**Gestellte Aufgabe 1**: Welche Unternehmen nennt der Text zur Porsche Holding? Führe alle auf.

**Vorliegender Text**:
▼

Die Porsche Holding trägt sich mit dem Gedanken, ins Rüstungsgeschäft einzusteigen. Hintergrund ist das schlecht laufende Automobilgeschäft – eine Ausrichtung, die nicht zuletzt angesichts der Geschichte des VW Mutterkonzerns Risiken birgt.
Die Porsche Automobilholding SE beabsichtigt, verstärkt ins Militärgeschäft einzusteigen. Laut einer schriftlichen Erklärung zur Vorstellung der Halbjahresergebnisse sagte der Vorstandsvorsitzende Hans Dieter Pötsch, das Unternehmen wolle sich stärker diversifizieren und in die Bereiche Verteidigung und Sicherheit investieren. Der „grundsätzliche Fokus auf Mobilitäts- und Industrietechnologie“ bleibe unverändert. Über die Porsche-Holding verwaltet die deutsch-österreichische Milliardärsfamilie Porsche-Piëch ihre Unternehmensbeteiligungen. Sie darf nicht mit der Porsche AG gleichgesetzt werden, dem Sportwagenhersteller aus Stuttgart. Die Holding ist mit 32 Prozent der Aktien der weitaus größte Anteilseigner des Volkswagen-Konzerns, der wiederum der Hauptaktionär an der Porsche AG ist. Darüber hinaus hält der Porsche-Piëch-Clan direkt 13 Prozent der Anteile an dem Stuttgarter Sportwagenbauer.

▲

**Gestellte Aufgabe 2**: Welche Zeilen der Auflistung beginnen bei der Zeile mit „podium-influence-1: 影响力8.1万 —“ und enden bei der Zeile mit „podium-card-3[interactable]: 3 专业维修液压的老王“? Gib genau diese Zeilen wortgetreu wieder, beide Grenzzeilen eingeschlossen.

**Die Daten**:
▼

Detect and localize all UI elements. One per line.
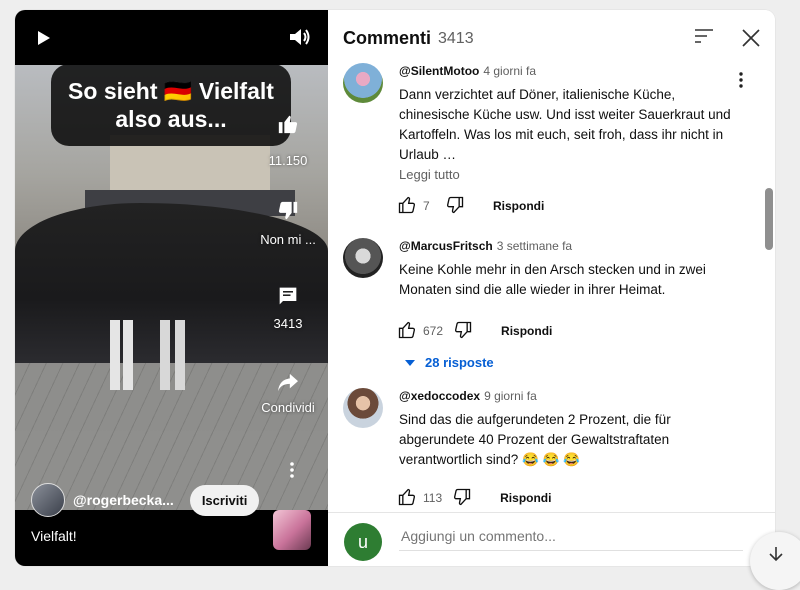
add-comment-bar: u — [328, 512, 775, 566]
comment-author[interactable]: @SilentMotoo 4 giorni fa — [399, 64, 536, 78]
comment-author[interactable]: @xedoccodex 9 giorni fa — [399, 389, 537, 403]
comment-text: Dann verzichtet auf Döner, italienische … — [399, 87, 731, 162]
comments-panel: Commenti 3413 @SilentMotoo 4 giorni fa Da… — [328, 10, 775, 566]
thumbs-up-icon[interactable] — [397, 195, 417, 218]
thumbs-down-icon[interactable] — [452, 487, 472, 510]
reply-button[interactable]: Rispondi — [493, 199, 544, 213]
comment-author[interactable]: @MarcusFritsch 3 settimane fa — [399, 239, 572, 253]
sound-thumbnail[interactable] — [273, 510, 311, 550]
share-icon — [278, 373, 298, 392]
like-button[interactable]: 11.150 — [248, 113, 328, 168]
more-vert-icon[interactable] — [290, 462, 294, 483]
thumbs-down-icon — [278, 201, 298, 220]
share-label: Condividi — [261, 400, 315, 415]
view-replies-button[interactable]: 28 risposte — [405, 355, 494, 370]
channel-row: @rogerbecka... Iscriviti — [31, 483, 260, 517]
subscribe-button[interactable]: Iscriviti — [189, 484, 260, 516]
comment-actions: 7 Rispondi — [397, 194, 544, 218]
comment-time: 4 giorni fa — [483, 64, 537, 78]
comment-item: @xedoccodex 9 giorni fa Sind das die aufg… — [343, 388, 743, 508]
comment-avatar[interactable] — [343, 63, 383, 103]
comment-time: 9 giorni fa — [484, 389, 537, 403]
comment-avatar[interactable] — [343, 388, 383, 428]
comment-text: Keine Kohle mehr in den Arsch stecken un… — [399, 262, 706, 297]
thumbs-up-icon — [278, 115, 298, 134]
video-player[interactable]: So sieht 🇩🇪 Vielfalt also aus... 11.150 … — [15, 10, 328, 566]
share-button[interactable]: Condividi — [248, 372, 328, 415]
comment-item: @MarcusFritsch 3 settimane fa Keine Kohle… — [343, 238, 743, 370]
comment-menu-icon[interactable] — [739, 72, 743, 93]
replies-count: 28 risposte — [425, 355, 494, 370]
thumbs-down-icon[interactable] — [445, 195, 465, 218]
reply-button[interactable]: Rispondi — [500, 491, 551, 505]
volume-icon[interactable] — [289, 27, 311, 52]
thumbs-up-icon[interactable] — [397, 320, 417, 343]
comments-count: 3413 — [273, 316, 303, 331]
play-icon[interactable] — [37, 30, 51, 51]
close-icon[interactable] — [742, 29, 760, 52]
comment-like-count: 672 — [423, 324, 444, 338]
caption-line-1: So sieht 🇩🇪 Vielfalt — [68, 78, 274, 104]
scroll-down-button[interactable] — [750, 532, 800, 590]
comments-title: Commenti — [343, 28, 432, 48]
channel-avatar[interactable] — [31, 483, 65, 517]
comment-item: @SilentMotoo 4 giorni fa Dann verzichtet … — [343, 63, 743, 223]
sort-icon[interactable] — [694, 28, 714, 49]
comments-scrollbar[interactable] — [765, 188, 773, 250]
comment-text: Sind das die aufgerundeten 2 Prozent, di… — [399, 412, 671, 467]
comments-button[interactable]: 3413 — [248, 286, 328, 331]
like-count: 11.150 — [268, 153, 308, 168]
dislike-label: Non mi ... — [260, 232, 316, 247]
comment-like-count: 113 — [423, 491, 443, 505]
dislike-button[interactable]: Non mi ... — [248, 200, 328, 247]
reply-button[interactable]: Rispondi — [501, 324, 552, 338]
arrow-down-icon — [769, 547, 783, 562]
shorts-comments-window: So sieht 🇩🇪 Vielfalt also aus... 11.150 … — [15, 10, 775, 566]
caret-down-icon — [405, 359, 415, 366]
comment-like-count: 7 — [423, 199, 430, 213]
channel-name[interactable]: @rogerbecka... — [73, 492, 174, 508]
thumbs-up-icon[interactable] — [397, 487, 417, 510]
comment-icon — [279, 287, 297, 305]
comments-total: 3413 — [438, 30, 474, 47]
user-avatar[interactable]: u — [344, 523, 382, 561]
thumbs-down-icon[interactable] — [453, 320, 473, 343]
read-more-link[interactable]: Leggi tutto — [399, 167, 460, 182]
comment-actions: 113 Rispondi — [397, 486, 551, 510]
comment-time: 3 settimane fa — [496, 239, 573, 253]
comment-avatar[interactable] — [343, 238, 383, 278]
add-comment-input[interactable] — [399, 527, 743, 551]
comments-header: Commenti 3413 — [328, 10, 775, 66]
video-title: Vielfalt! — [31, 528, 77, 544]
comment-actions: 672 Rispondi — [397, 319, 552, 343]
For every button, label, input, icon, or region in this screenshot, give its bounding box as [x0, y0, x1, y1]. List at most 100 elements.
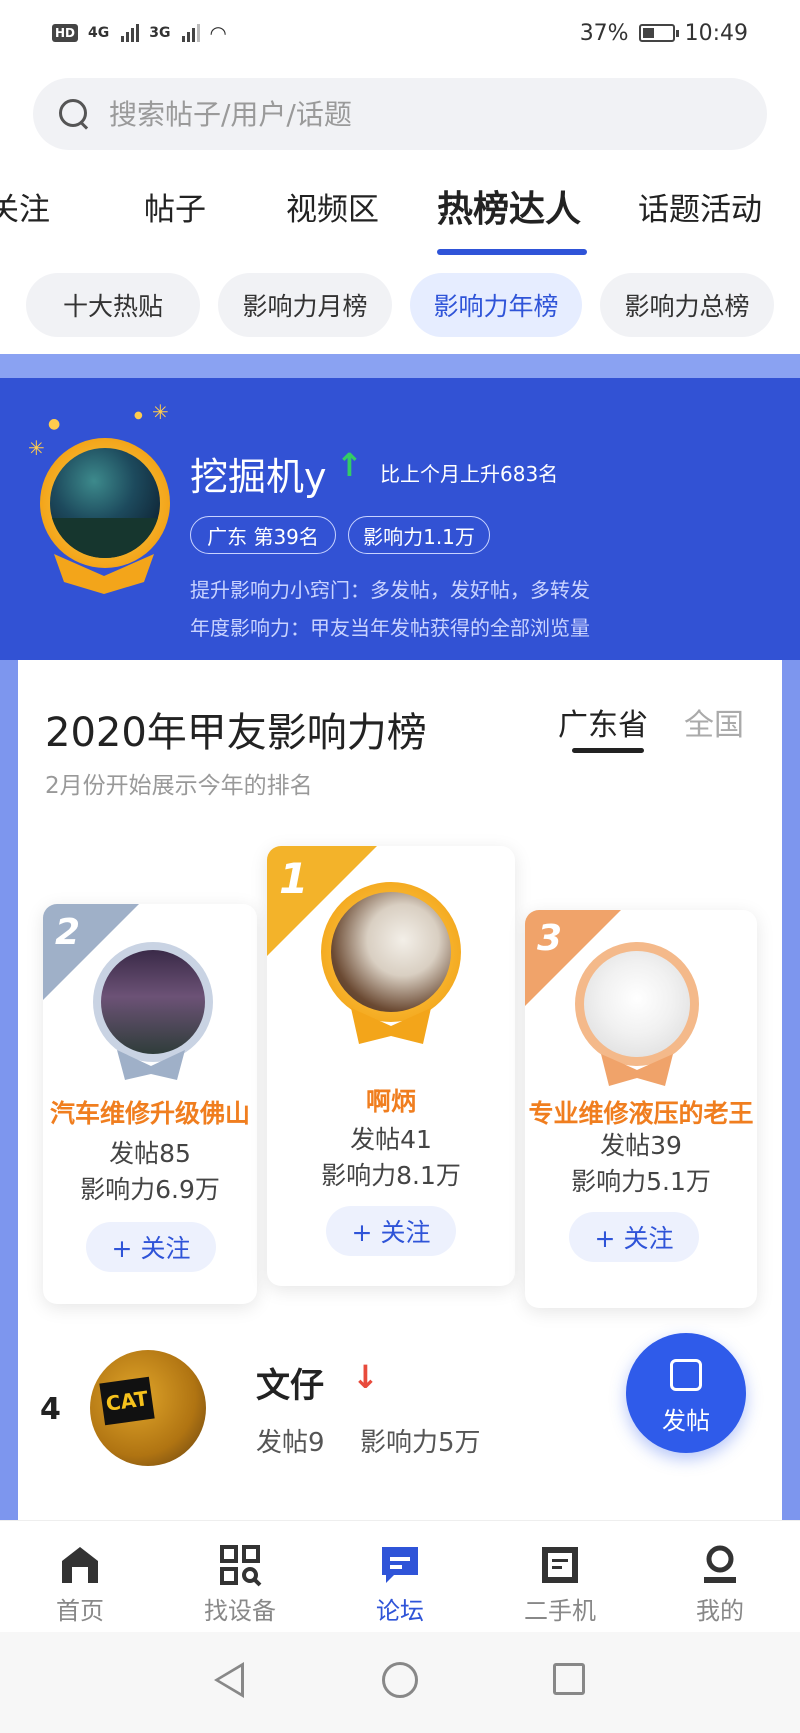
podium-influence-1: 影响力8.1万 — [321, 1161, 461, 1190]
nav-second-hand[interactable]: 二手机 — [480, 1521, 640, 1633]
top-tabs: 关注 帖子 视频区 热榜达人 话题活动 — [0, 170, 800, 260]
podium-name-2: 汽车维修升级佛山 — [49, 1099, 250, 1128]
user-influence-4: 影响力5万 — [360, 1428, 481, 1458]
status-bar: HD 4G 3G ◠ 37% 10:49 — [0, 0, 800, 66]
tab-follow[interactable]: 关注 — [0, 184, 50, 229]
new-post-button[interactable]: 发帖 — [626, 1333, 746, 1453]
rank-up-arrow-icon: ↑ — [336, 446, 363, 484]
rank-down-arrow-icon: ↓ — [352, 1358, 379, 1396]
podium-posts-1: 发帖41 — [350, 1125, 432, 1154]
avatar-2[interactable] — [93, 942, 213, 1062]
nav-find-equipment[interactable]: 找设备 — [160, 1521, 320, 1633]
chip-total[interactable]: 影响力总榜 — [600, 273, 774, 337]
tab-posts[interactable]: 帖子 — [144, 184, 206, 229]
region-tab-national[interactable]: 全国 — [684, 700, 744, 744]
clock: 10:49 — [684, 20, 748, 46]
podium-card-3[interactable]: 3 专业维修液压的老王 发帖39 影响力5.1万 + 关注 — [525, 910, 757, 1308]
search-input[interactable] — [109, 97, 709, 131]
recent-apps-icon[interactable] — [553, 1663, 585, 1695]
cat-logo: CAT — [99, 1376, 155, 1426]
region-active-indicator — [572, 748, 644, 753]
sparkle-icon-4: ✳ — [152, 400, 169, 424]
system-nav-bar — [0, 1632, 800, 1733]
tab-hot-ranking[interactable]: 热榜达人 — [437, 180, 581, 232]
back-icon[interactable] — [214, 1662, 244, 1698]
nav-label-second-hand: 二手机 — [524, 1597, 596, 1625]
nav-forum[interactable]: 论坛 — [320, 1521, 480, 1633]
search-icon — [59, 99, 89, 129]
rank-number-1: 1 — [279, 854, 309, 903]
sparkle-icon-3: ● — [134, 410, 143, 421]
medal-ribbon-icon — [54, 554, 154, 594]
wifi-icon: ◠ — [210, 21, 226, 45]
battery-percent: 37% — [579, 20, 629, 46]
sparkle-icon-2: ● — [48, 416, 61, 432]
home-circle-icon[interactable] — [382, 1662, 418, 1698]
follow-button-2[interactable]: + 关注 — [86, 1222, 216, 1272]
ranking-chips: 十大热贴 影响力月榜 影响力年榜 影响力总榜 — [0, 273, 800, 339]
follow-button-1[interactable]: + 关注 — [326, 1206, 456, 1256]
status-right: 37% 10:49 — [580, 21, 748, 46]
tip-line-2: 年度影响力：甲友当年发帖获得的全部浏览量 — [190, 616, 590, 640]
region-tab-province[interactable]: 广东省 — [558, 700, 648, 744]
avatar-3[interactable] — [575, 942, 699, 1066]
my-username: 挖掘机y — [190, 455, 327, 499]
chip-yearly[interactable]: 影响力年榜 — [410, 273, 582, 337]
banner-edge — [0, 354, 800, 380]
podium-posts-2: 发帖85 — [109, 1139, 191, 1168]
new-post-label: 发帖 — [662, 1407, 710, 1435]
search-bar[interactable] — [33, 78, 767, 150]
podium-influence-3: 影响力5.1万 — [571, 1167, 711, 1196]
podium-name-1: 啊炳 — [365, 1087, 416, 1116]
status-left: HD 4G 3G ◠ — [52, 21, 226, 45]
ribbon-1-icon — [351, 1008, 431, 1044]
board-subtitle: 2月份开始展示今年的排名 — [45, 773, 313, 799]
network-label-3g: 3G — [149, 25, 171, 41]
chat-icon — [382, 1547, 418, 1583]
nav-home[interactable]: 首页 — [0, 1521, 160, 1633]
my-ranking-banner: ✳ ● ● ✳ 挖掘机y ↑ 比上个月上升683名 广东 第39名 影响力1.1… — [0, 378, 800, 660]
card-right-edge — [782, 660, 800, 1520]
sparkle-icon: ✳ — [28, 436, 45, 460]
nav-label-find-equipment: 找设备 — [204, 1597, 276, 1625]
avatar-4[interactable]: CAT — [90, 1350, 206, 1466]
follow-button-3[interactable]: + 关注 — [569, 1212, 699, 1262]
user-posts-4: 发帖9 — [256, 1428, 325, 1458]
podium-card-1[interactable]: 1 啊炳 发帖41 影响力8.1万 + 关注 — [267, 846, 515, 1286]
avatar-1[interactable] — [321, 882, 461, 1022]
avatar-1-photo — [331, 892, 451, 1012]
user-name-4: 文仔 — [256, 1366, 324, 1406]
avatar-3-photo — [584, 951, 690, 1057]
nav-label-home: 首页 — [56, 1597, 104, 1625]
signal-icon — [121, 24, 140, 42]
ribbon-3-icon — [601, 1054, 673, 1086]
ribbon-2-icon — [117, 1050, 185, 1080]
podium-posts-3: 发帖39 — [600, 1131, 682, 1160]
rank-number-4: 4 — [40, 1392, 61, 1427]
card-left-edge — [0, 660, 18, 1520]
network-label-4g: 4G — [88, 25, 110, 41]
influence-badge: 影响力1.1万 — [348, 516, 490, 554]
home-icon — [62, 1547, 98, 1583]
hd-icon: HD — [52, 24, 79, 42]
region-rank-badge: 广东 第39名 — [190, 516, 336, 554]
tab-topics[interactable]: 话题活动 — [638, 184, 762, 229]
nav-label-forum: 论坛 — [376, 1597, 424, 1625]
my-avatar[interactable] — [40, 438, 170, 568]
rank-number-3: 3 — [537, 918, 563, 959]
chip-monthly[interactable]: 影响力月榜 — [218, 273, 392, 337]
chip-top-ten[interactable]: 十大热贴 — [26, 273, 200, 337]
podium-card-2[interactable]: 2 汽车维修升级佛山 发帖85 影响力6.9万 + 关注 — [43, 904, 257, 1304]
nav-profile[interactable]: 我的 — [640, 1521, 800, 1633]
podium-name-3: 专业维修液压的老王 — [528, 1099, 754, 1128]
battery-icon — [638, 24, 679, 42]
rank-change-text: 比上个月上升683名 — [380, 462, 559, 486]
grid-search-icon — [220, 1545, 262, 1587]
tip-line-1: 提升影响力小窍门：多发帖，发好帖，多转发 — [190, 578, 590, 602]
tab-video[interactable]: 视频区 — [286, 184, 379, 229]
person-icon — [704, 1545, 736, 1583]
bottom-nav: 首页 找设备 论坛 二手机 我的 — [0, 1520, 800, 1632]
signal-icon-2 — [182, 24, 201, 42]
tab-active-indicator — [437, 249, 587, 255]
document-icon — [542, 1547, 578, 1583]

▲

**Korrekte Ausgabe 1**:
- Porsche Automobilholding SE (Porsche Holding)
- Volkswagen-Konzern
- Porsche AG

**Korrekte Ausgabe 2**:
podium-influence-1: 影响力8.1万 — [321, 1161, 461, 1190]
nav-second-hand[interactable]: 二手机 — [480, 1521, 640, 1633]
top-tabs: 关注 帖子 视频区 热榜达人 话题活动 — [0, 170, 800, 260]
podium-name-2: 汽车维修升级佛山 — [49, 1099, 250, 1128]
user-influence-4: 影响力5万 — [360, 1428, 481, 1458]
status-bar: HD 4G 3G ◠ 37% 10:49 — [0, 0, 800, 66]
tab-follow[interactable]: 关注 — [0, 184, 50, 229]
new-post-button[interactable]: 发帖 — [626, 1333, 746, 1453]
rank-up-arrow-icon: ↑ — [336, 446, 363, 484]
rank-down-arrow-icon: ↓ — [352, 1358, 379, 1396]
podium-posts-1: 发帖41 — [350, 1125, 432, 1154]
avatar-2[interactable] — [93, 942, 213, 1062]
nav-find-equipment[interactable]: 找设备 — [160, 1521, 320, 1633]
chip-total[interactable]: 影响力总榜 — [600, 273, 774, 337]
tab-posts[interactable]: 帖子 — [144, 184, 206, 229]
region-tab-national[interactable]: 全国 — [684, 700, 744, 744]
clock: 10:49 — [684, 20, 748, 46]
podium-card-3[interactable]: 3 专业维修液压的老王 发帖39 影响力5.1万 + 关注 — [525, 910, 757, 1308]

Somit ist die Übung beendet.